** START **

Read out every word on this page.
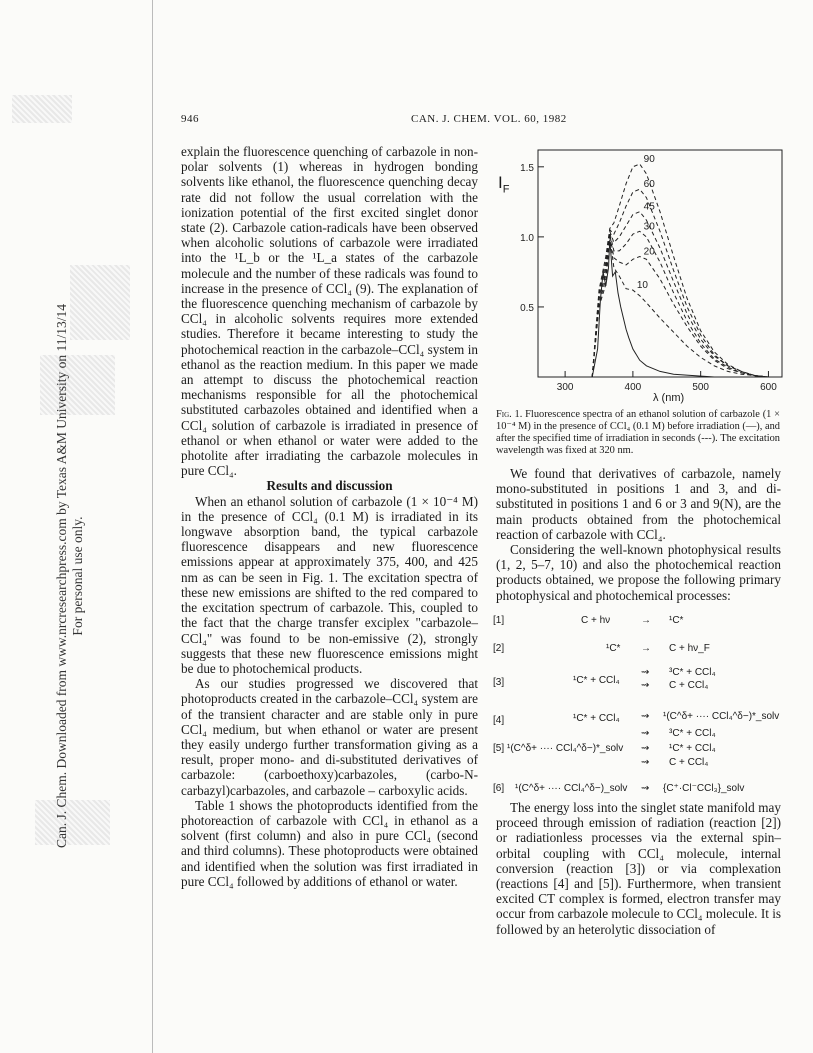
Can. J. Chem. Downloaded from www.nrcresearchpress.com by Texas A&M University on 11/13/14 For personal use only.
946	CAN. J. CHEM. VOL. 60, 1982

explain the fluorescence quenching of carbazole in non-polar solvents (1) whereas in hydrogen bonding solvents like ethanol, the fluorescence quenching decay rate did not follow the usual correlation with the ionization potential of the first excited singlet donor state (2). Carbazole cation-radicals have been observed when alcoholic solutions of carbazole were irradiated into the ¹L_b or the ¹L_a states of the carbazole molecule and the number of these radicals was found to increase in the presence of CCl₄ (9). The explanation of the fluorescence quenching mechanism of carbazole by CCl₄ in alcoholic solvents requires more extended studies. Therefore it became interesting to study the photochemical reaction in the carbazole–CCl₄ system in ethanol as the reaction medium. In this paper we made an attempt to discuss the photochemical reaction mechanisms responsible for all the photochemical substituted carbazoles obtained and identified when a CCl₄ solution of carbazole is irradiated in presence of ethanol or when ethanol or water were added to the photolite after irradiating the carbazole molecules in pure CCl₄.

Results and discussion

When an ethanol solution of carbazole (1 × 10⁻⁴ M) in the presence of CCl₄ (0.1 M) is irradiated in its longwave absorption band, the typical carbazole fluorescence disappears and new fluorescence emissions appear at approximately 375, 400, and 425 nm as can be seen in Fig. 1. The excitation spectra of these new emissions are shifted to the red compared to the excitation spectrum of carbazole. This, coupled to the fact that the charge transfer exciplex "carbazole–CCl₄" was found to be non-emissive (2), strongly suggests that these new fluorescence emissions might be due to photochemical products.

As our studies progressed we discovered that photoproducts created in the carbazole–CCl₄ system are of the transient character and are stable only in pure CCl₄ medium, but when ethanol or water are present they easily undergo further transformation giving as a result, proper mono- and di-substituted derivatives of carbazole: (carboethoxy)carbazoles, (carbo-N-carbazyl)carbazoles, and carbazole – carboxylic acids.

Table 1 shows the photoproducts identified from the photoreaction of carbazole with CCl₄ in ethanol as a solvent (first column) and also in pure CCl₄ (second and third columns). These photoproducts were obtained and identified when the solution was first irradiated in pure CCl₄ followed by additions of ethanol or water.

0.5
1.0
1.5
300	400	500	600
10
20
30
45
60
90
$I_F$
λ (nm)
Fig. 1. Fluorescence spectra of an ethanol solution of carbazole (1 × 10⁻⁴ M) in the presence of CCl₄ (0.1 M) before irradiation (—), and after the specified time of irradiation in seconds (---). The excitation wavelength was fixed at 320 nm.

We found that derivatives of carbazole, namely mono-substituted in positions 1 and 3, and di-substituted in positions 1 and 6 or 3 and 9(N), are the main products obtained from the photochemical reaction of carbazole with CCl₄.

Considering the well-known photophysical results (1, 2, 5–7, 10) and also the photochemical reaction products obtained, we propose the following primary photophysical and photochemical processes:

[1]	C + hν	→ ¹C*
[2]	¹C* → C + hν_F
[3]	¹C* + CCl₄
⇝ ³C* + CCl₄
⇝ C + CCl₄
[4]	¹C* + CCl₄ ⇝ ¹(C^δ+ ···· CCl₄^δ−)*_solv
⇝ ³C* + CCl₄
[5] ¹(C^δ+ ···· CCl₄^δ−)*_solv ⇝ ¹C* + CCl₄
⇝ C + CCl₄
[6] ¹(C^δ+ ···· CCl₄^δ−)_solv ⇝ {C⁺·Cl⁻CCl₃}_solv

The energy loss into the singlet state manifold may proceed through emission of radiation (reaction [2]) or radiationless processes via the external spin–orbital coupling with CCl₄ molecule, internal conversion (reaction [3]) or via complexation (reactions [4] and [5]). Furthermore, when transient excited CT complex is formed, electron transfer may occur from carbazole molecule to CCl₄ molecule. It is followed by an heterolytic dissociation of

** END **

Find out how many lines in the listing contain the string "singlet". Give the number alone.

Final answer:
2